Stated exercise: Single out the lines of the material that contain "dont" and copy them.

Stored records
--- START ---
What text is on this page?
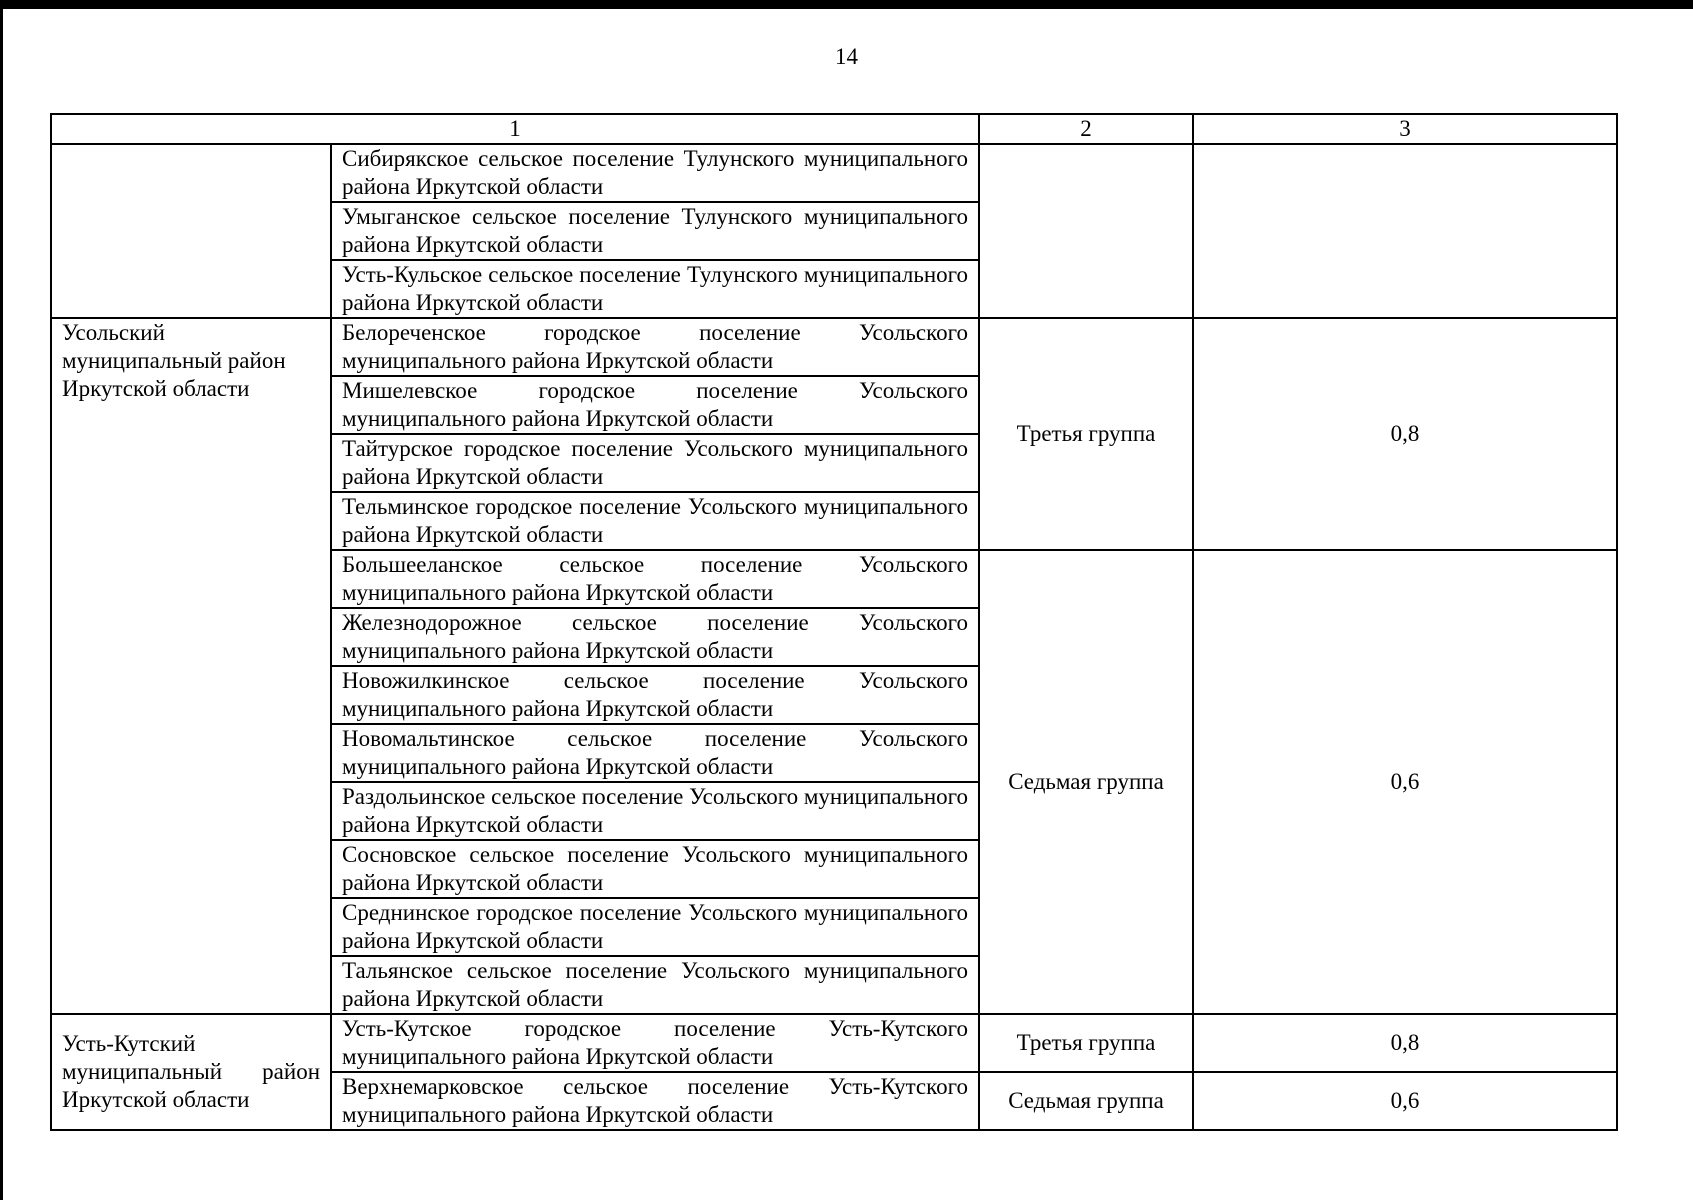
14
1		2	3
	Сибирякское сельское поселение Тулунского муниципального района Иркутской области		
	Умыганское сельское поселение Тулунского муниципального района Иркутской области		
	Усть-Кульское сельское поселение Тулунского муниципального района Иркутской области		
Усольский муниципальный район Иркутской области	Белореченское городское поселение Усольского муниципального района Иркутской области	Третья группа	0,8
	Мишелевское городское поселение Усольского муниципального района Иркутской области		
	Тайтурское городское поселение Усольского муниципального района Иркутской области		
	Тельминское городское поселение Усольского муниципального района Иркутской области		
	Большееланское сельское поселение Усольского муниципального района Иркутской области	Седьмая группа	0,6
	Железнодорожное сельское поселение Усольского муниципального района Иркутской области		
	Новожилкинское сельское поселение Усольского муниципального района Иркутской области		
	Новомальтинское сельское поселение Усольского муниципального района Иркутской области		
	Раздольинское сельское поселение Усольского муниципального района Иркутской области		
	Сосновское сельское поселение Усольского муниципального района Иркутской области		
	Среднинское городское поселение Усольского муниципального района Иркутской области		
	Тальянское сельское поселение Усольского муниципального района Иркутской области		
Усть-Кутский муниципальный район Иркутской области	Усть-Кутское городское поселение Усть-Кутского муниципального района Иркутской области	Третья группа	0,8
	Верхнемарковское сельское поселение Усть-Кутского муниципального района Иркутской области	Седьмая группа	0,6
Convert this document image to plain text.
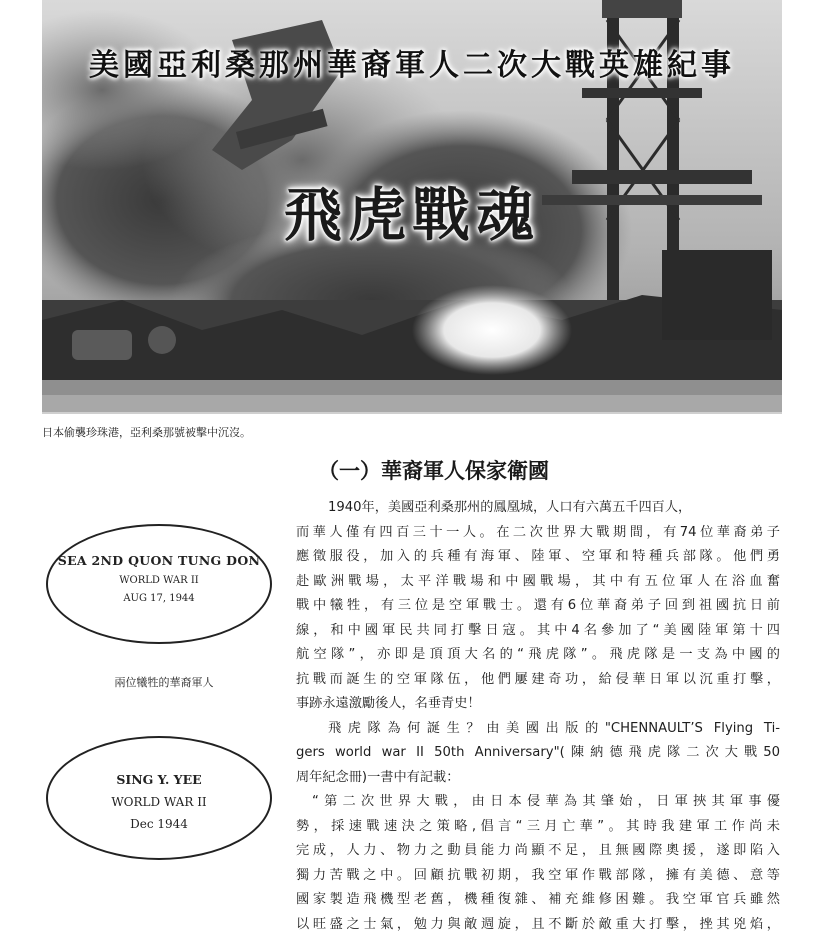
美國亞利桑那州華裔軍人二次大戰英雄紀事
飛虎戰魂
日本偷襲珍珠港，亞利桑那號被擊中沉沒。
（一）華裔軍人保家衛國
SEA 2ND QUON TUNG DON
WORLD WAR II
AUG 17, 1944
兩位犧牲的華裔軍人
SING Y. YEE
WORLD WAR II
Dec 1944
1940年，美國亞利桑那州的鳳凰城，人口有六萬五千四百人，
而華人僅有四百三十一人。在二次世界大戰期間，有74位華裔弟子
應徵服役，加入的兵種有海軍、陸軍、空軍和特種兵部隊。他們勇
赴歐洲戰場，太平洋戰場和中國戰場，其中有五位軍人在浴血奮
戰中犧牲，有三位是空軍戰士。還有6位華裔弟子回到祖國抗日前
線，和中國軍民共同打擊日寇。其中4名參加了“美國陸軍第十四
航空隊”，亦即是頂頂大名的“飛虎隊”。飛虎隊是一支為中國的
抗戰而誕生的空軍隊伍，他們屢建奇功，給侵華日軍以沉重打擊，
事跡永遠激勵後人，名垂青史！
飛虎隊為何誕生？由美國出版的"CHENNAULT’S Flying Ti-
gers world war II 50th Anniversary"(陳納德飛虎隊二次大戰50
周年紀念冊)一書中有記載：
“第二次世界大戰，由日本侵華為其肇始，日軍挾其軍事優
勢，採速戰速決之策略,倡言“三月亡華”。其時我建軍工作尚未
完成，人力、物力之動員能力尚顯不足，且無國際奧援，遂即陷入
獨力苦戰之中。回顧抗戰初期，我空軍作戰部隊，擁有美德、意等
國家製造飛機型老舊，機種復雜、補充維修困難。我空軍官兵雖然
以旺盛之士氣，勉力與敵週旋，且不斷於敵重大打擊，挫其兇焰，
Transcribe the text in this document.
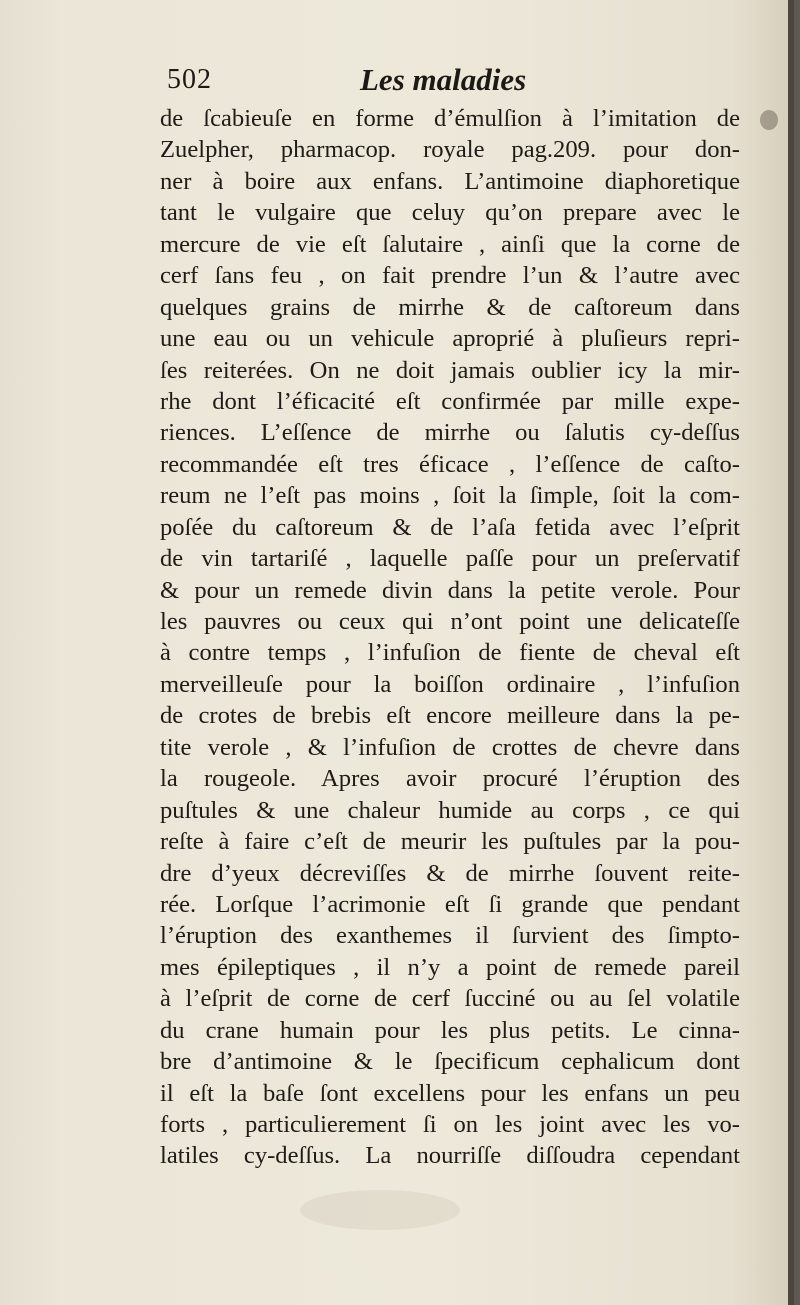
502	Les maladies
de ſcabieuſe en forme d’émulſion à l’imitation de
Zuelpher, pharmacop. royale pag.209. pour don-
ner à boire aux enfans. L’antimoine diaphoretique
tant le vulgaire que celuy qu’on prepare avec le
mercure de vie eſt ſalutaire , ainſi que la corne de
cerf ſans feu , on fait prendre l’un & l’autre avec
quelques grains de mirrhe & de caſtoreum dans
une eau ou un vehicule aproprié à pluſieurs repri-
ſes reiterées. On ne doit jamais oublier icy la mir-
rhe dont l’éficacité eſt confirmée par mille expe-
riences. L’eſſence de mirrhe ou ſalutis cy-deſſus
recommandée eſt tres éficace , l’eſſence de caſto-
reum ne l’eſt pas moins , ſoit la ſimple, ſoit la com-
poſée du caſtoreum & de l’aſa fetida avec l’eſprit
de vin tartariſé , laquelle paſſe pour un preſervatif
& pour un remede divin dans la petite verole. Pour
les pauvres ou ceux qui n’ont point une delicateſſe
à contre temps , l’infuſion de fiente de cheval eſt
merveilleuſe pour la boiſſon ordinaire , l’infuſion
de crotes de brebis eſt encore meilleure dans la pe-
tite verole , & l’infuſion de crottes de chevre dans
la rougeole. Apres avoir procuré l’éruption des
puſtules & une chaleur humide au corps , ce qui
reſte à faire c’eſt de meurir les puſtules par la pou-
dre d’yeux décreviſſes & de mirrhe ſouvent reite-
rée. Lorſque l’acrimonie eſt ſi grande que pendant
l’éruption des exanthemes il ſurvient des ſimpto-
mes épileptiques , il n’y a point de remede pareil
à l’eſprit de corne de cerf ſucciné ou au ſel volatile
du crane humain pour les plus petits. Le cinna-
bre d’antimoine & le ſpecificum cephalicum dont
il eſt la baſe ſont excellens pour les enfans un peu
forts , particulierement ſi on les joint avec les vo-
latiles cy-deſſus. La nourriſſe diſſoudra cependant
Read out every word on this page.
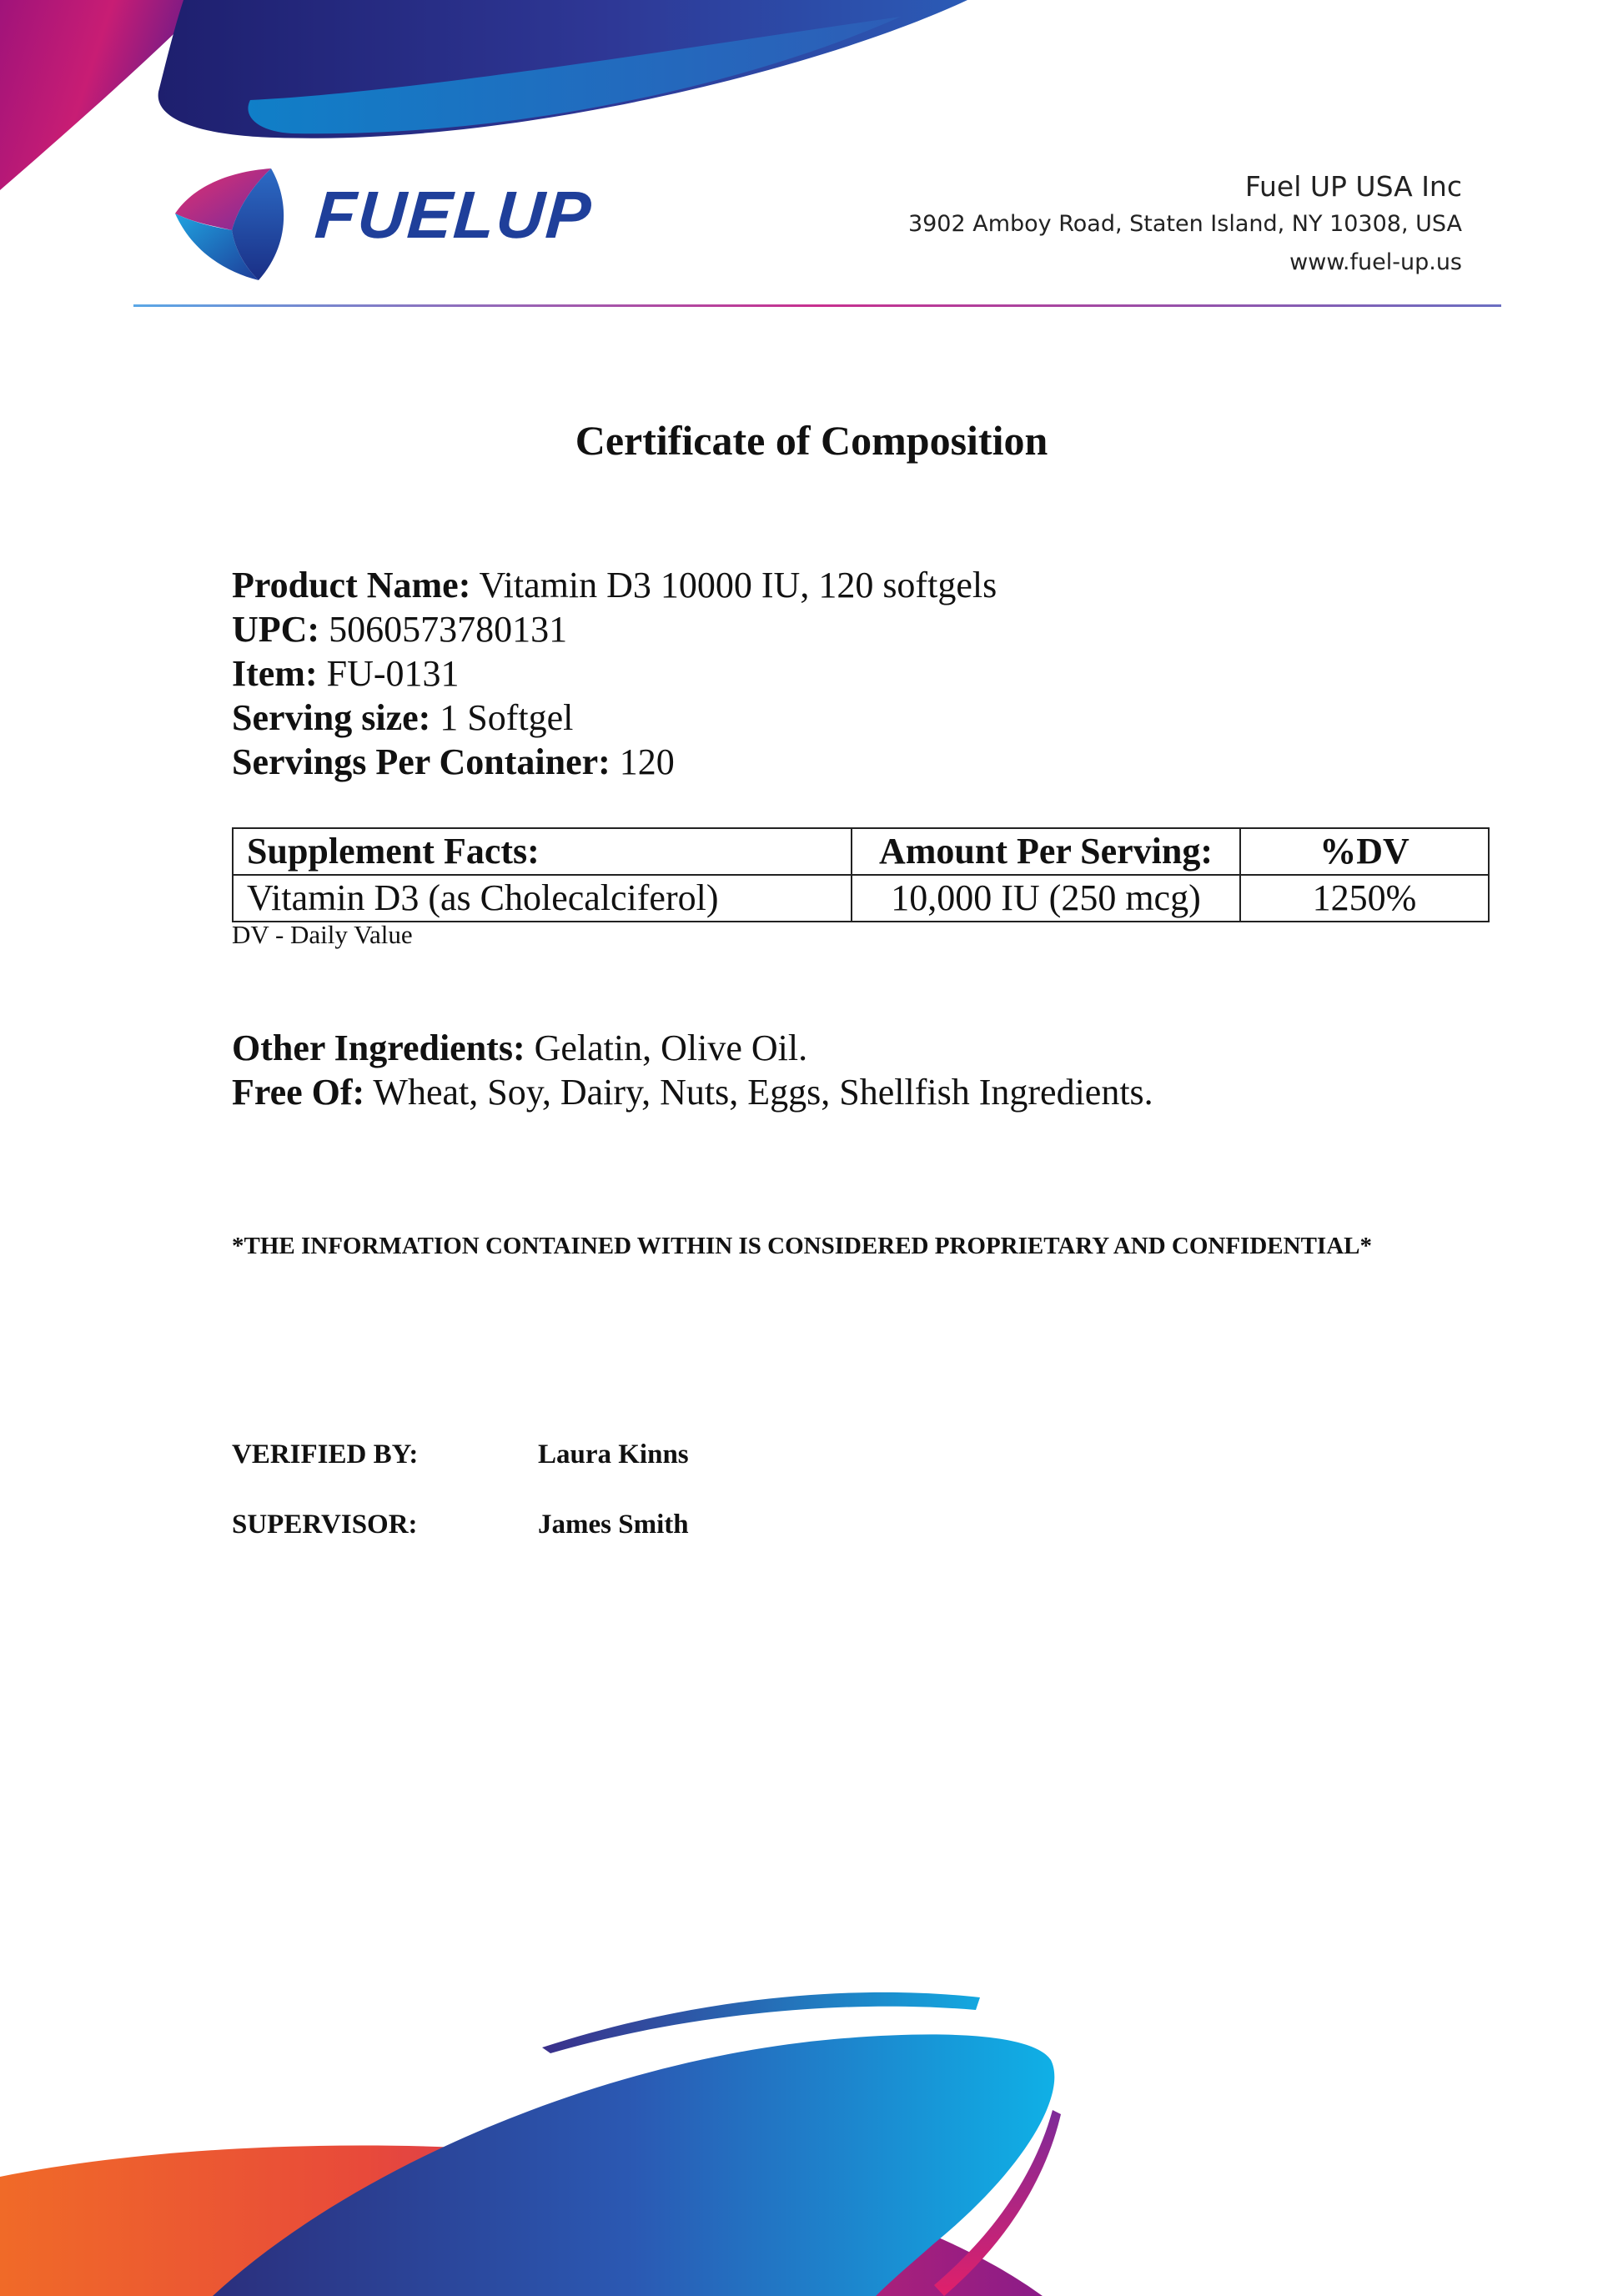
FUELUP	Fuel UP USA Inc
3902 Amboy Road, Staten Island, NY 10308, USA
www.fuel-up.us
Certificate of Composition
Product Name: Vitamin D3 10000 IU, 120 softgels
UPC: 5060573780131
Item: FU-0131
Serving size: 1 Softgel
Servings Per Container: 120
Supplement Facts:	Amount Per Serving:	%DV
Vitamin D3 (as Cholecalciferol)	10,000 IU (250 mcg)	1250%
DV - Daily Value
Other Ingredients: Gelatin, Olive Oil.
Free Of: Wheat, Soy, Dairy, Nuts, Eggs, Shellfish Ingredients.
*THE INFORMATION CONTAINED WITHIN IS CONSIDERED PROPRIETARY AND CONFIDENTIAL*
VERIFIED BY:	Laura Kinns
SUPERVISOR:	James Smith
--- END ---
Task solution:
rhe dont l’éficacité eſt confirmée par mille expe-
bre d’antimoine & le ſpecificum cephalicum dont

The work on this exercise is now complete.